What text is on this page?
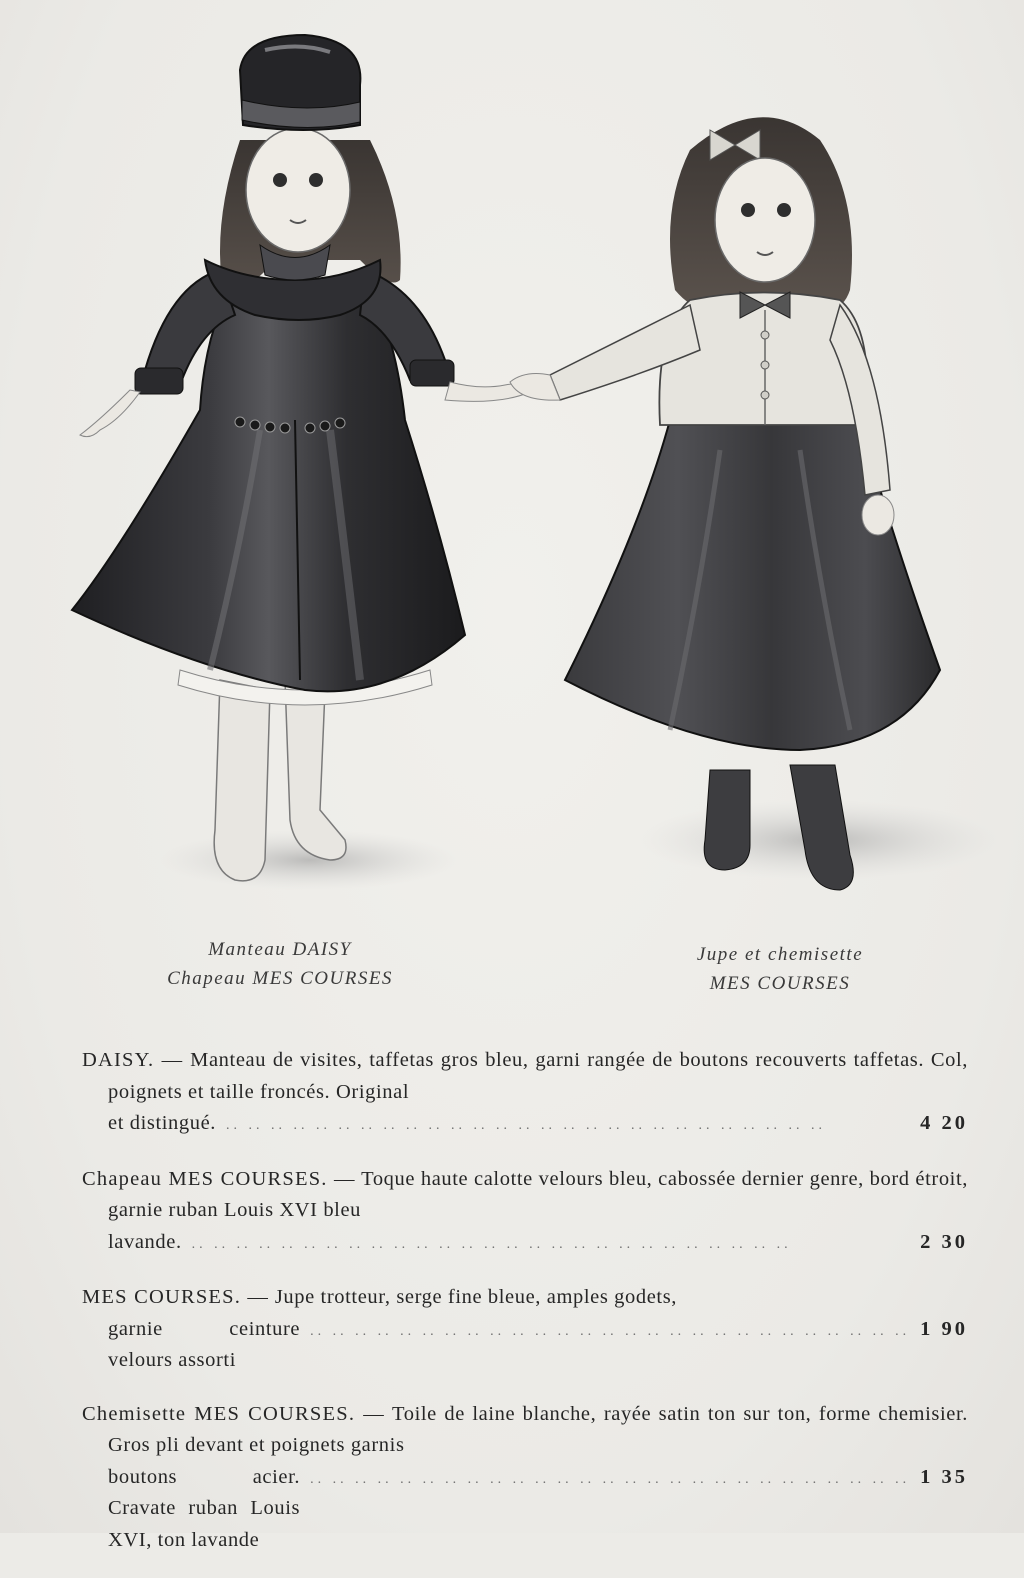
Manteau DAISY
Chapeau MES COURSES
Jupe et chemisette
MES COURSES
DAISY. — Manteau de visites, taffetas gros bleu, garni rangée de boutons recouverts taffetas. Col, poignets et taille froncés. Original
et distingué. .. .. .. .. .. .. .. .. .. .. .. .. .. .. .. .. .. .. .. .. .. .. .. .. .. .. ..	4 20
Chapeau MES COURSES. — Toque haute calotte velours bleu, cabossée dernier genre, bord étroit, garnie ruban Louis XVI bleu
lavande. .. .. .. .. .. .. .. .. .. .. .. .. .. .. .. .. .. .. .. .. .. .. .. .. .. .. ..	2 30
MES COURSES. — Jupe trotteur, serge fine bleue, amples godets,
garnie ceinture velours assorti
.. .. .. .. .. .. .. .. .. .. .. .. .. .. .. .. .. .. .. .. .. .. .. .. .. .. .. 1 90
Chemisette MES COURSES. — Toile de laine blanche, rayée satin ton sur ton, forme chemisier. Gros pli devant et poignets garnis
boutons acier. Cravate ruban Louis XVI, ton lavande
.. .. .. .. .. .. .. .. .. .. .. .. .. .. .. .. .. .. .. .. .. .. .. .. .. .. .. 1 35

......

▶ [EXERCISE BRIEF]:
Go through the listing above and write it all out exactly, leaving out any picture.

▶ [THE RESULT]:
What text is on this page?
Manteau DAISY
Chapeau MES COURSES
Jupe et chemisette
MES COURSES
DAISY. — Manteau de visites, taffetas gros bleu, garni rangée de boutons recouverts taffetas. Col, poignets et taille froncés. Original
et distingué. .. .. .. .. .. .. .. .. .. .. .. .. .. .. .. .. .. .. .. .. .. .. .. .. .. .. ..	4 20
Chapeau MES COURSES. — Toque haute calotte velours bleu, cabossée dernier genre, bord étroit, garnie ruban Louis XVI bleu
lavande. .. .. .. .. .. .. .. .. .. .. .. .. .. .. .. .. .. .. .. .. .. .. .. .. .. .. ..	2 30
MES COURSES. — Jupe trotteur, serge fine bleue, amples godets,
garnie ceinture velours assorti
.. .. .. .. .. .. .. .. .. .. .. .. .. .. .. .. .. .. .. .. .. .. .. .. .. .. .. 1 90
Chemisette MES COURSES. — Toile de laine blanche, rayée satin ton sur ton, forme chemisier. Gros pli devant et poignets garnis
boutons acier. Cravate ruban Louis XVI, ton lavande
.. .. .. .. .. .. .. .. .. .. .. .. .. .. .. .. .. .. .. .. .. .. .. .. .. .. .. 1 35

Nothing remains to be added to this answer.